* _Given instruction_
The entries that follow should be written out exactly.

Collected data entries
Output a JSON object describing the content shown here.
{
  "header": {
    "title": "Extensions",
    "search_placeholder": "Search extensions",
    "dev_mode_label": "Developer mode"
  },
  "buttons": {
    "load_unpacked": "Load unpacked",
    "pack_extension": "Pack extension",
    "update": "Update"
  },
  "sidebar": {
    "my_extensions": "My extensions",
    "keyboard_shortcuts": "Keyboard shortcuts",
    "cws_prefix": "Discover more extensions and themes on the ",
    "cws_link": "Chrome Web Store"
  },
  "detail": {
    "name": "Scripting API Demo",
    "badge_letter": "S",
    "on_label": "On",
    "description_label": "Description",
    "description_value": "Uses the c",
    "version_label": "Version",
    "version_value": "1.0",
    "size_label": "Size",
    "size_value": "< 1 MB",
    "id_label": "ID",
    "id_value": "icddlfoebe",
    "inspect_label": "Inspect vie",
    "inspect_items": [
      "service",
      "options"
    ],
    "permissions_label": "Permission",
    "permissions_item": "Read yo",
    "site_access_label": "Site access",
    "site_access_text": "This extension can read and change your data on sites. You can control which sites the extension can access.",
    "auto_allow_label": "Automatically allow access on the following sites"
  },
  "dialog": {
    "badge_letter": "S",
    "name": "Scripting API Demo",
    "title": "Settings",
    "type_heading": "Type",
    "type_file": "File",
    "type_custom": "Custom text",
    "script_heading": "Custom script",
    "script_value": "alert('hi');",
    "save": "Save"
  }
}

* _Result_
Output a JSON object describing the content shown here.
{
  "header": {
    "title": "Extensions",
    "search_placeholder": "Search extensions",
    "dev_mode_label": "Developer mode"
  },
  "buttons": {
    "load_unpacked": "Load unpacked",
    "pack_extension": "Pack extension",
    "update": "Update"
  },
  "sidebar": {
    "my_extensions": "My extensions",
    "keyboard_shortcuts": "Keyboard shortcuts",
    "cws_prefix": "Discover more extensions and themes on the ",
    "cws_link": "Chrome Web Store"
  },
  "detail": {
    "name": "Scripting API Demo",
    "badge_letter": "S",
    "on_label": "On",
    "description_label": "Description",
    "description_value": "Uses the c",
    "version_label": "Version",
    "version_value": "1.0",
    "size_label": "Size",
    "size_value": "< 1 MB",
    "id_label": "ID",
    "id_value": "icddlfoebe",
    "inspect_label": "Inspect vie",
    "inspect_items": [
      "service",
      "options"
    ],
    "permissions_label": "Permission",
    "permissions_item": "Read yo",
    "site_access_label": "Site access",
    "site_access_text": "This extension can read and change your data on sites. You can control which sites the extension can access.",
    "auto_allow_label": "Automatically allow access on the following sites"
  },
  "dialog": {
    "badge_letter": "S",
    "name": "Scripting API Demo",
    "title": "Settings",
    "type_heading": "Type",
    "type_file": "File",
    "type_custom": "Custom text",
    "script_heading": "Custom script",
    "script_value": "alert('hi');",
    "save": "Save"
  }
}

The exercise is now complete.